**WRITTEN INSTRUCTION**: Determine the count of lines holding "text" and give that count alone.

### GIVEN INFORMATION ###

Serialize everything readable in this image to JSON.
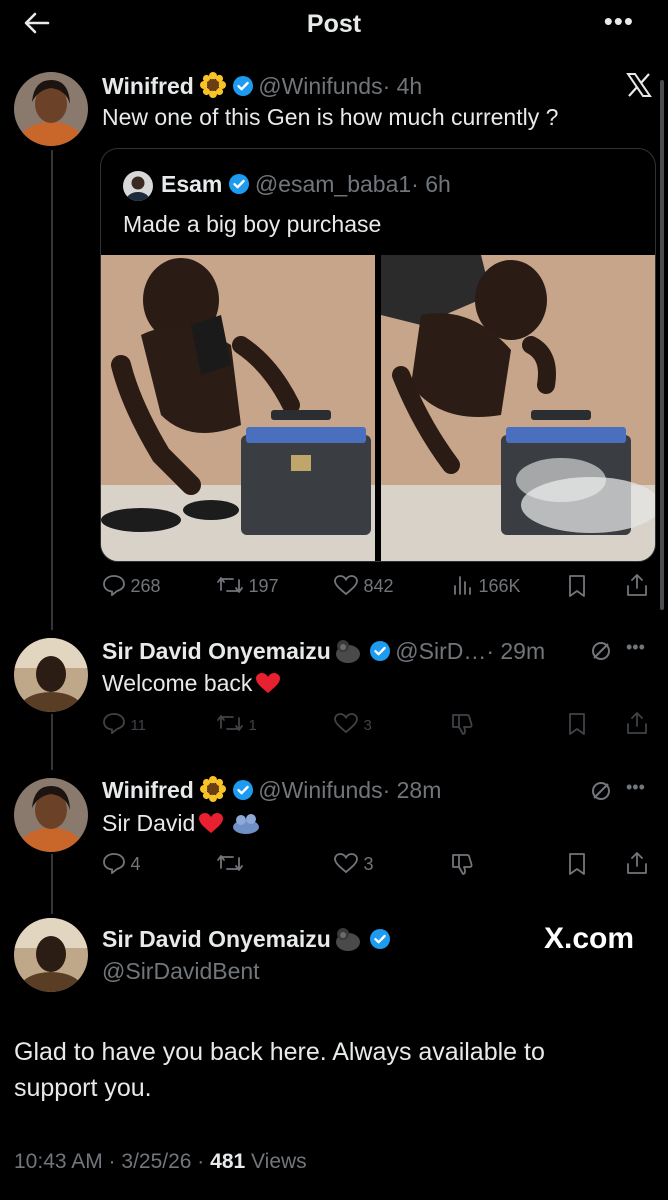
{
  "header": {
    "title": "Post",
    "more": "•••"
  },
  "thread": [
    {
      "name": "Winifred",
      "handle": "@Winifunds",
      "time": "· 4h",
      "text": "New one of this Gen is how much currently ?",
      "quote": {
        "name": "Esam",
        "handle": "@esam_baba1",
        "time": "· 6h",
        "text": "Made a big boy purchase"
      },
      "metrics": {
        "replies": "268",
        "reposts": "197",
        "likes": "842",
        "views": "166K"
      }
    },
    {
      "name": "Sir David Onyemaizu",
      "handle": "@SirD…",
      "time": "· 29m",
      "text": "Welcome back",
      "metrics": {
        "replies": "11",
        "reposts": "1",
        "likes": "3"
      }
    },
    {
      "name": "Winifred",
      "handle": "@Winifunds",
      "time": "· 28m",
      "text": "Sir David",
      "metrics": {
        "replies": "4",
        "likes": "3"
      }
    }
  ],
  "main_post": {
    "name": "Sir David Onyemaizu",
    "handle": "@SirDavidBent",
    "watermark": "X.com",
    "text": "Glad to have you back here. Always available to support you.",
    "time": "10:43 AM · 3/25/26 ·",
    "views_count": "481",
    "views_label": "Views"
  },
  "colors": {
    "background": "#000000",
    "text": "#e7e9ea",
    "muted": "#71767b",
    "verified": "#1d9bf0",
    "border": "#2f3336"
  }
}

###

**ANSWER TO THE TASK**: 6